Exercise directions —
Repeat every line of the data exactly, but not the pictures.

Data for this exercise —
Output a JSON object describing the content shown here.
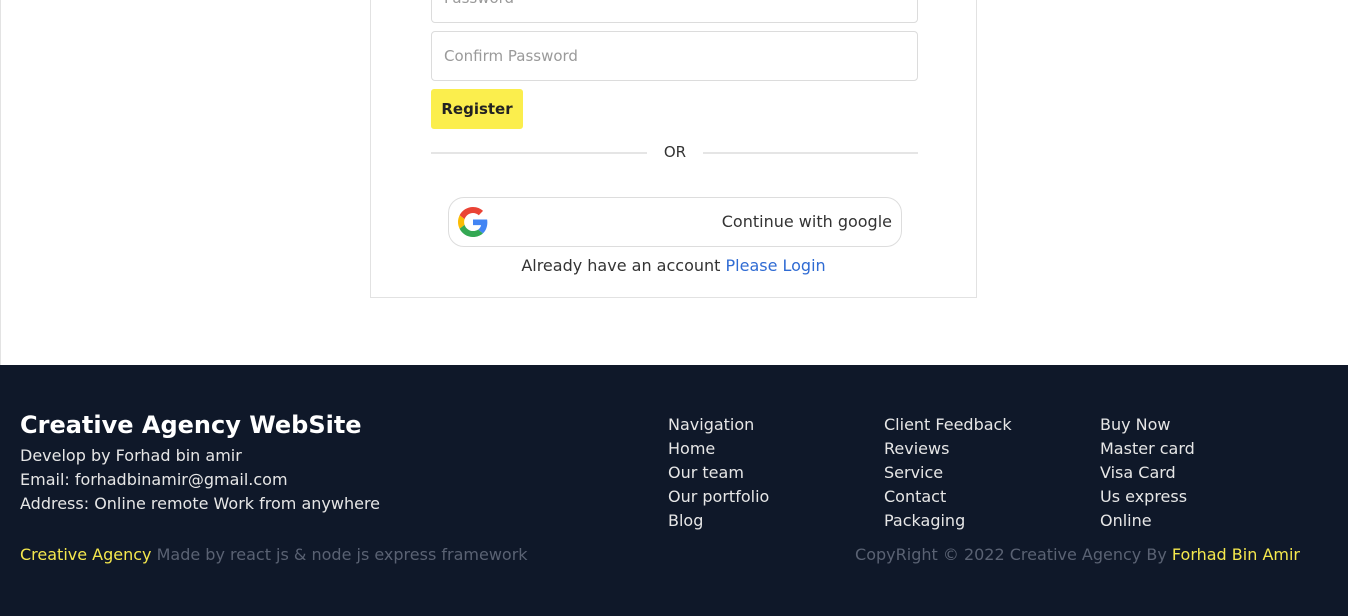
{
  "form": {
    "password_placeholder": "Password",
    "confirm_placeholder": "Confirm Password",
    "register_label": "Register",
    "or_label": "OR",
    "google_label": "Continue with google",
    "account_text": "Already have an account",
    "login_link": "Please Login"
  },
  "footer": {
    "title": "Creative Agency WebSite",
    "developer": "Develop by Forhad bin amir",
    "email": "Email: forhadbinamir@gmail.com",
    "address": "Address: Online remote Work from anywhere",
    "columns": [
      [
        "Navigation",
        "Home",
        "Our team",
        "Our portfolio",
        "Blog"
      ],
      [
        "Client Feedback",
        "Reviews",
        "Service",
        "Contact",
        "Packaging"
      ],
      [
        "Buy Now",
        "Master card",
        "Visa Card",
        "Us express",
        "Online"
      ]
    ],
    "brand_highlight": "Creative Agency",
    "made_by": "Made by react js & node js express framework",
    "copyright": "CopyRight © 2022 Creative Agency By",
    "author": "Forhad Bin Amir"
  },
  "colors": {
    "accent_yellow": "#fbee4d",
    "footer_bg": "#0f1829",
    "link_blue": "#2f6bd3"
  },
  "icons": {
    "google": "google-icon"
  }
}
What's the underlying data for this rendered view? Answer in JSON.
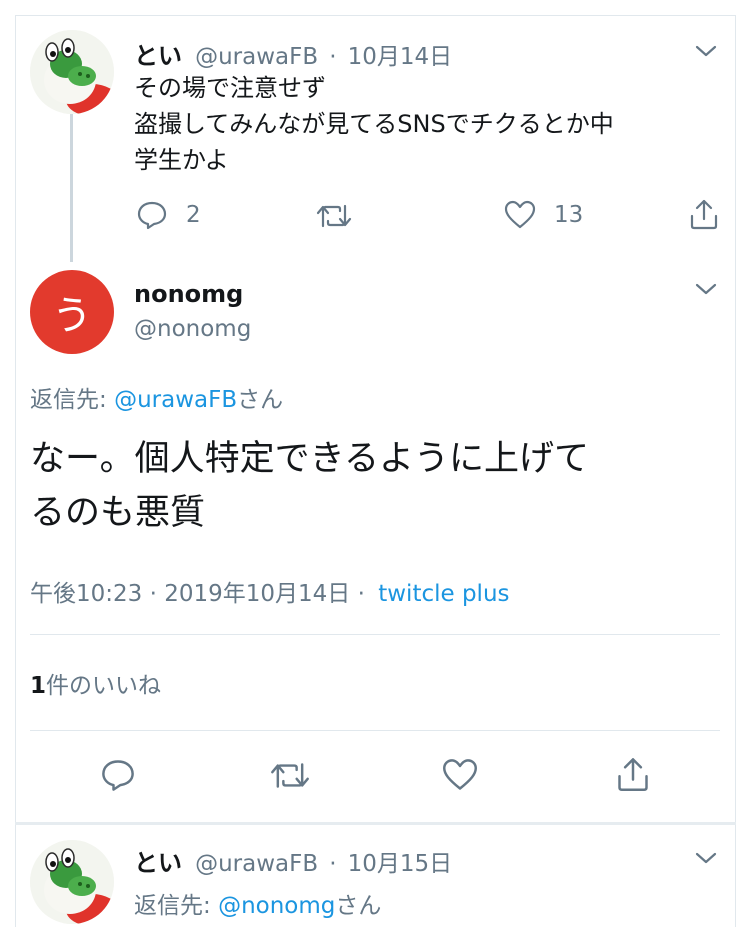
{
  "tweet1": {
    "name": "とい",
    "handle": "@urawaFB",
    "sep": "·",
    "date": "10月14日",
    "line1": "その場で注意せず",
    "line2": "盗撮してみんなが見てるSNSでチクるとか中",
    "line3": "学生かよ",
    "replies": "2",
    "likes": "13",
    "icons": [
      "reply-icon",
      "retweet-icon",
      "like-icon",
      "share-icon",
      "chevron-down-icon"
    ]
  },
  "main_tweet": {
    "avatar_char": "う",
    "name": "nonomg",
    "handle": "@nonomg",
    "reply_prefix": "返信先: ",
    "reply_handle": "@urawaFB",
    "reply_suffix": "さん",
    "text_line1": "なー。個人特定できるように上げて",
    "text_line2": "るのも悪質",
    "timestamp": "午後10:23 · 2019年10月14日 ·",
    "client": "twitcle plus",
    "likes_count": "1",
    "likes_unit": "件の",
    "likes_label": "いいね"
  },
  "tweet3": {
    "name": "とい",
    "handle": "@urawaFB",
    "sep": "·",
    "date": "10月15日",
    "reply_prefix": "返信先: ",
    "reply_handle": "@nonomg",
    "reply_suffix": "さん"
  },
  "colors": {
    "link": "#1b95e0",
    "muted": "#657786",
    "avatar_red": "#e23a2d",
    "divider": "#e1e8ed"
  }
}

Exercise result —
Output a JSON object describing the content shown here.
{
  "form": {
    "password_placeholder": "Password",
    "confirm_placeholder": "Confirm Password",
    "register_label": "Register",
    "or_label": "OR",
    "google_label": "Continue with google",
    "account_text": "Already have an account",
    "login_link": "Please Login"
  },
  "footer": {
    "title": "Creative Agency WebSite",
    "developer": "Develop by Forhad bin amir",
    "email": "Email: forhadbinamir@gmail.com",
    "address": "Address: Online remote Work from anywhere",
    "columns": [
      [
        "Navigation",
        "Home",
        "Our team",
        "Our portfolio",
        "Blog"
      ],
      [
        "Client Feedback",
        "Reviews",
        "Service",
        "Contact",
        "Packaging"
      ],
      [
        "Buy Now",
        "Master card",
        "Visa Card",
        "Us express",
        "Online"
      ]
    ],
    "brand_highlight": "Creative Agency",
    "made_by": "Made by react js & node js express framework",
    "copyright": "CopyRight © 2022 Creative Agency By",
    "author": "Forhad Bin Amir"
  },
  "colors": {
    "accent_yellow": "#fbee4d",
    "footer_bg": "#0f1829",
    "link_blue": "#2f6bd3"
  },
  "icons": {
    "google": "google-icon"
  }
}
What's the underlying data for this rendered view? Answer in JSON.
{
  "tweet1": {
    "name": "とい",
    "handle": "@urawaFB",
    "sep": "·",
    "date": "10月14日",
    "line1": "その場で注意せず",
    "line2": "盗撮してみんなが見てるSNSでチクるとか中",
    "line3": "学生かよ",
    "replies": "2",
    "likes": "13",
    "icons": [
      "reply-icon",
      "retweet-icon",
      "like-icon",
      "share-icon",
      "chevron-down-icon"
    ]
  },
  "main_tweet": {
    "avatar_char": "う",
    "name": "nonomg",
    "handle": "@nonomg",
    "reply_prefix": "返信先: ",
    "reply_handle": "@urawaFB",
    "reply_suffix": "さん",
    "text_line1": "なー。個人特定できるように上げて",
    "text_line2": "るのも悪質",
    "timestamp": "午後10:23 · 2019年10月14日 ·",
    "client": "twitcle plus",
    "likes_count": "1",
    "likes_unit": "件の",
    "likes_label": "いいね"
  },
  "tweet3": {
    "name": "とい",
    "handle": "@urawaFB",
    "sep": "·",
    "date": "10月15日",
    "reply_prefix": "返信先: ",
    "reply_handle": "@nonomg",
    "reply_suffix": "さん"
  },
  "colors": {
    "link": "#1b95e0",
    "muted": "#657786",
    "avatar_red": "#e23a2d",
    "divider": "#e1e8ed"
  }
}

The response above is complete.